Questions:
**a)** Retype the passage of the Stuve–Wiedemann syndrome abstract from "Bone Abstracts" up to and including "months of life.".
**b)** According to the Stuve–Wiedemann syndrome abstract, what is a frequent cause of death in SWS cases?

Text excerpt:
------------------------------------
Bone Abstracts

Background: Stuve–Wiedemann syndrome (SWS, OMIM 601559) is a severe autosomal recessive condition characterized by bowing of the lower limbs with cortical thickening, wide metaphyses, abnormal trabecular pattern and camptodactyly. Additional features include dysautonomia symptoms with temperature instability, respiratory distress and sucking/swallowing difficulties in the first months of life.

Most SWS cases do not survive beyond the first year of age, unexplained hyperthermia and respiratory distress being a frequent cause of death. The number of survivors is small, and it is not known at present what proportion of infants with SWS may survive.

Therefore, the clinical phenotype with age has not yet been clearly characterized.

Presenting problem: Here we report on the natural history of a girl with SWS, born from two consanguineous Romanian parents. She presented osteodysplastic signs and autonomic nervous system symptoms: lack of corneal reflex and neuropathic keratitis, absence of fungiform papillae, paradoxical sweating at low temperature, patellar hyporeflexia, and progressive scoliosis.
------------------------------------
Entries provided:
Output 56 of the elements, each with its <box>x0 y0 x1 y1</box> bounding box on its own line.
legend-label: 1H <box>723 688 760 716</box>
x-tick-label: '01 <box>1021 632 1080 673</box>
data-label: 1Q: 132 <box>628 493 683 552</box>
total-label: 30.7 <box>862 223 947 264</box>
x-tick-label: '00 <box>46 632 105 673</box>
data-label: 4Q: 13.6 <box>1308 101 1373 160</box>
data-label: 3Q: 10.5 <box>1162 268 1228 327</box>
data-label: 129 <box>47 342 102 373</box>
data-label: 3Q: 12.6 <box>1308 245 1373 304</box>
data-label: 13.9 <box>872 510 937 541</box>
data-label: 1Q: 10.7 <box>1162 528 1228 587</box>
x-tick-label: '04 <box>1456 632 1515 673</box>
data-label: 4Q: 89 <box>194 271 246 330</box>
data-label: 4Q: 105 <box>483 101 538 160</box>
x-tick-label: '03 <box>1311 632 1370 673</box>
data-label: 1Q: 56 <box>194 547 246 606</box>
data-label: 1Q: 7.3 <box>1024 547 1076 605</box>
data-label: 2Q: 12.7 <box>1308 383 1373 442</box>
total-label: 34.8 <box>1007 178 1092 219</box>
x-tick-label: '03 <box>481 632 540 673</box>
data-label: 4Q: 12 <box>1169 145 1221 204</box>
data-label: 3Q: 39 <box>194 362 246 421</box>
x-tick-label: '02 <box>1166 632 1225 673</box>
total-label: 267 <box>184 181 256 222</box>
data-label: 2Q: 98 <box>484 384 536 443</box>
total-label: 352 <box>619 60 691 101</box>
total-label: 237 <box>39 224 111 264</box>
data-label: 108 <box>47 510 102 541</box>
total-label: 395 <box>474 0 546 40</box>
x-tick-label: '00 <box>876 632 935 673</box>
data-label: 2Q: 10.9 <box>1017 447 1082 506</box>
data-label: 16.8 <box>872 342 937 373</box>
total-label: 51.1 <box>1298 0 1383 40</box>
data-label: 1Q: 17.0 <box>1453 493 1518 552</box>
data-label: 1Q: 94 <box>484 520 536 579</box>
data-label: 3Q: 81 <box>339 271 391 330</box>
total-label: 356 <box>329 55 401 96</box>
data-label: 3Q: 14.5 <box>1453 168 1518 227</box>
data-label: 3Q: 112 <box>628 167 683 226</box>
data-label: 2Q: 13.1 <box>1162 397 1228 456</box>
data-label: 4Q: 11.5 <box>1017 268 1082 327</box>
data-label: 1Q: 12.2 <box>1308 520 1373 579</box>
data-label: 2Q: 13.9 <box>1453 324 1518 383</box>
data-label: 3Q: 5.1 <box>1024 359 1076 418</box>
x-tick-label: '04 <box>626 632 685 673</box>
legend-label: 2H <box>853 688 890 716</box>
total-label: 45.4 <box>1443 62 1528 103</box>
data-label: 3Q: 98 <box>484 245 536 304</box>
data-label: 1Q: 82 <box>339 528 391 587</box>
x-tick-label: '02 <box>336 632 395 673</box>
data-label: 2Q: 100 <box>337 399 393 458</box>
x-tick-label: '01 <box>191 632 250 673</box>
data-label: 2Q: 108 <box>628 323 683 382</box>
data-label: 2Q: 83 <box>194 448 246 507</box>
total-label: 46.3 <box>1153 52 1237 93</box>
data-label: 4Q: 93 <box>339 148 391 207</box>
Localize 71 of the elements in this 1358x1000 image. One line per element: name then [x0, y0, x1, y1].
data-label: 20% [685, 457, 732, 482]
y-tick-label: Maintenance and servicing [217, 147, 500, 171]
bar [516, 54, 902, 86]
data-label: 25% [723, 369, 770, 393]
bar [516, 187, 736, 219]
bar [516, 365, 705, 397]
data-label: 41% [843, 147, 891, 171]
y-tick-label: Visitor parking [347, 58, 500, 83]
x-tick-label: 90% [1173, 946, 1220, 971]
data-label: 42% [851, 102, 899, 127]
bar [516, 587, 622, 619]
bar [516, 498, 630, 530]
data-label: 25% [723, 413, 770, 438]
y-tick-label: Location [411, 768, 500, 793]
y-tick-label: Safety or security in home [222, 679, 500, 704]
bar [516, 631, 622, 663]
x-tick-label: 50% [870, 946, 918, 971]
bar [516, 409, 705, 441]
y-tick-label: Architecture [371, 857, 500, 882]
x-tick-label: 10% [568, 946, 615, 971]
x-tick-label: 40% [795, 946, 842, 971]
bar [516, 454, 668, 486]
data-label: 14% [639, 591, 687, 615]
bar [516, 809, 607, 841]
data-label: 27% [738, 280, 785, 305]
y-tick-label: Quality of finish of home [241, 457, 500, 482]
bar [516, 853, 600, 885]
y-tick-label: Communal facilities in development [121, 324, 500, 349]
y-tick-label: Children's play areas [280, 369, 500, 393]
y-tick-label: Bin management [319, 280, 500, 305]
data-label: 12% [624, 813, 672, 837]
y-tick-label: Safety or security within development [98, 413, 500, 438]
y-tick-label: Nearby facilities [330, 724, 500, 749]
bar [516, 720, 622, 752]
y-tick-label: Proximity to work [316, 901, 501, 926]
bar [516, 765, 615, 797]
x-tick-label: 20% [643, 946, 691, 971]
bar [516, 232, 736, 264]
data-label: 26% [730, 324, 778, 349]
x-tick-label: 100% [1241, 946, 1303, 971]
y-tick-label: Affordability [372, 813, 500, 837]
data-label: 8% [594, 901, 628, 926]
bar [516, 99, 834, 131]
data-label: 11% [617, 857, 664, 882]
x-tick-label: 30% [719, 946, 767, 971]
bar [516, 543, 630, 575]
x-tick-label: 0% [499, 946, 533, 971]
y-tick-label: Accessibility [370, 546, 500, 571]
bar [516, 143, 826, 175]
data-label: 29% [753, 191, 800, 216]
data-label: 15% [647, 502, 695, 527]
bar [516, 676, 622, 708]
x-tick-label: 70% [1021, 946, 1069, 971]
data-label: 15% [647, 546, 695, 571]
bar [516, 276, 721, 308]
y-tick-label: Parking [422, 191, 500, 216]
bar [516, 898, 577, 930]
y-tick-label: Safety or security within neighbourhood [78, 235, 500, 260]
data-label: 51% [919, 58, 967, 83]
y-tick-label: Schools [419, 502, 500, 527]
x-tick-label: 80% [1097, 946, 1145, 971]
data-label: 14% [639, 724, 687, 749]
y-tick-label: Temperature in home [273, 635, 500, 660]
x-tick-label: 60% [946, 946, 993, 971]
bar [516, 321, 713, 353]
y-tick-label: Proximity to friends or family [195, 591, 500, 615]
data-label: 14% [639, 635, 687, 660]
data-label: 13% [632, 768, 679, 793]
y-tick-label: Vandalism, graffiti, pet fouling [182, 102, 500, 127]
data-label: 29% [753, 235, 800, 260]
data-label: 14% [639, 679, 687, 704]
------------------------------------
Task-by-task answers:
**a)**
Bone Abstracts

Background: Stuve–Wiedemann syndrome (SWS, OMIM 601559) is a severe autosomal recessive condition characterized by bowing of the lower limbs with cortical thickening, wide metaphyses, abnormal trabecular pattern and camptodactyly. Additional features include dysautonomia symptoms with temperature instability, respiratory distress and sucking/swallowing difficulties in the first months of life.

**b)** Unexplained hyperthermia and respiratory distress.